### Work to complete:
Scan the entries below and extract each line with the word "color" in it.

### Given data:
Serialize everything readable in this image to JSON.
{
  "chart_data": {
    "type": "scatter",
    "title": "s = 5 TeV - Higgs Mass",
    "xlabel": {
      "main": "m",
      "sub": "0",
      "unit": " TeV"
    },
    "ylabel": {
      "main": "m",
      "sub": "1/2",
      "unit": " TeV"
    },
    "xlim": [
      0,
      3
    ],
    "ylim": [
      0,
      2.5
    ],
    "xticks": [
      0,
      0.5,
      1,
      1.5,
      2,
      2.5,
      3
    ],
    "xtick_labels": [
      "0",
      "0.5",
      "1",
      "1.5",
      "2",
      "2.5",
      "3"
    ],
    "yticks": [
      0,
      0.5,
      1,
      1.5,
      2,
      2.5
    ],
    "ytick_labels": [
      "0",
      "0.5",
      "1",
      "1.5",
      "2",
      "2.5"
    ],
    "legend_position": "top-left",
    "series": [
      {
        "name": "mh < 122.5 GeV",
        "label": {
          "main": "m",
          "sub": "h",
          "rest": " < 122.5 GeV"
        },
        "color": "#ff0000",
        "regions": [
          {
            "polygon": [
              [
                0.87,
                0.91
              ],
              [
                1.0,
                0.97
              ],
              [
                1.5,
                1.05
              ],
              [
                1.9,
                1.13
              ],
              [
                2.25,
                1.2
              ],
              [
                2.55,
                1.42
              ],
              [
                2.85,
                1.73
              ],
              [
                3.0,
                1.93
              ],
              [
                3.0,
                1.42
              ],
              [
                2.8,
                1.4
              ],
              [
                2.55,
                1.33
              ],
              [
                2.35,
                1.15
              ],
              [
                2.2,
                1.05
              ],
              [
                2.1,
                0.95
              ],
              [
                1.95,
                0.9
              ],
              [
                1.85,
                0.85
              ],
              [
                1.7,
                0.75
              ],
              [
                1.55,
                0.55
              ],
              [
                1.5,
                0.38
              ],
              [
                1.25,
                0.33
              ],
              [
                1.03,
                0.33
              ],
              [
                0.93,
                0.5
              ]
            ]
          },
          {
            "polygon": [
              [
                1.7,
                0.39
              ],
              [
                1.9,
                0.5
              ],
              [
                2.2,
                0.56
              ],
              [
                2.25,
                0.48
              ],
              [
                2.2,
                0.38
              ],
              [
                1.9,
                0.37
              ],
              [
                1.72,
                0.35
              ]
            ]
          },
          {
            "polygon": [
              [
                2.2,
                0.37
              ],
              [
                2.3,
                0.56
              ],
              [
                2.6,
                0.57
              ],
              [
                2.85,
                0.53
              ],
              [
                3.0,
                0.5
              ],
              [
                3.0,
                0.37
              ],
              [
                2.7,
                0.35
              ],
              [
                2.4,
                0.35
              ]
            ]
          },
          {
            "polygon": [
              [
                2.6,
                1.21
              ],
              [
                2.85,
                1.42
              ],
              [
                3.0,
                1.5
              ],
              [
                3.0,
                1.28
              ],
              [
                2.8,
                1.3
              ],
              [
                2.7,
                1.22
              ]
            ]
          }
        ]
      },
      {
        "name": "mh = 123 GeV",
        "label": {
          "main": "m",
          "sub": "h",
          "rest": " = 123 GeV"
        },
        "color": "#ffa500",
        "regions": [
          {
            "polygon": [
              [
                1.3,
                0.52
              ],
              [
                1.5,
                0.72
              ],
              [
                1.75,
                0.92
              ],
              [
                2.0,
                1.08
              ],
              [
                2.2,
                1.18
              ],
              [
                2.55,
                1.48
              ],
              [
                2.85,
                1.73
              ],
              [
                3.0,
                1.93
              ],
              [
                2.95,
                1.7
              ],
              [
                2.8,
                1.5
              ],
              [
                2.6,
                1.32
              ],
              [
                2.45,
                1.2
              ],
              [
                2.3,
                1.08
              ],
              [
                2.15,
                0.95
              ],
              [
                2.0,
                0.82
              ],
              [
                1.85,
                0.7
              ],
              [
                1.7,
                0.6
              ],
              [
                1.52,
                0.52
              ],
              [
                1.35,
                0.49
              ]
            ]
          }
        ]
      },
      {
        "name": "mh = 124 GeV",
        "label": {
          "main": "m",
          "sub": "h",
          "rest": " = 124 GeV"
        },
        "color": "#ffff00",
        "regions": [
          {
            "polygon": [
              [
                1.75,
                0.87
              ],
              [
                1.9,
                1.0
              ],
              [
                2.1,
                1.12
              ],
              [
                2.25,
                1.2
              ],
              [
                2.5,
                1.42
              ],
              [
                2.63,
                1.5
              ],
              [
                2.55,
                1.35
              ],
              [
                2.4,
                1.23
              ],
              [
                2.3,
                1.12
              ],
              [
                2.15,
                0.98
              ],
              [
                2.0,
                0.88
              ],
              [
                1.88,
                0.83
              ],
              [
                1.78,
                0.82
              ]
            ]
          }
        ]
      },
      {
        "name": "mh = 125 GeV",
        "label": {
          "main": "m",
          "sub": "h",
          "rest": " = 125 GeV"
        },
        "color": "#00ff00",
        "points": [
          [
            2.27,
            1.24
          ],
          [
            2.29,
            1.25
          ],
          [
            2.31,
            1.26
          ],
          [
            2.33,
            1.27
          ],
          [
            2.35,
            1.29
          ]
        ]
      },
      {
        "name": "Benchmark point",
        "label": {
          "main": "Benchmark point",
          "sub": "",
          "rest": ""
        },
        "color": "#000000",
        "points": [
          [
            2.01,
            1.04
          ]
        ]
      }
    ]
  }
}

### Problem solution:
        "color": "#ff0000",
        "color": "#ffa500",
        "color": "#ffff00",
        "color": "#00ff00",
        "color": "#000000",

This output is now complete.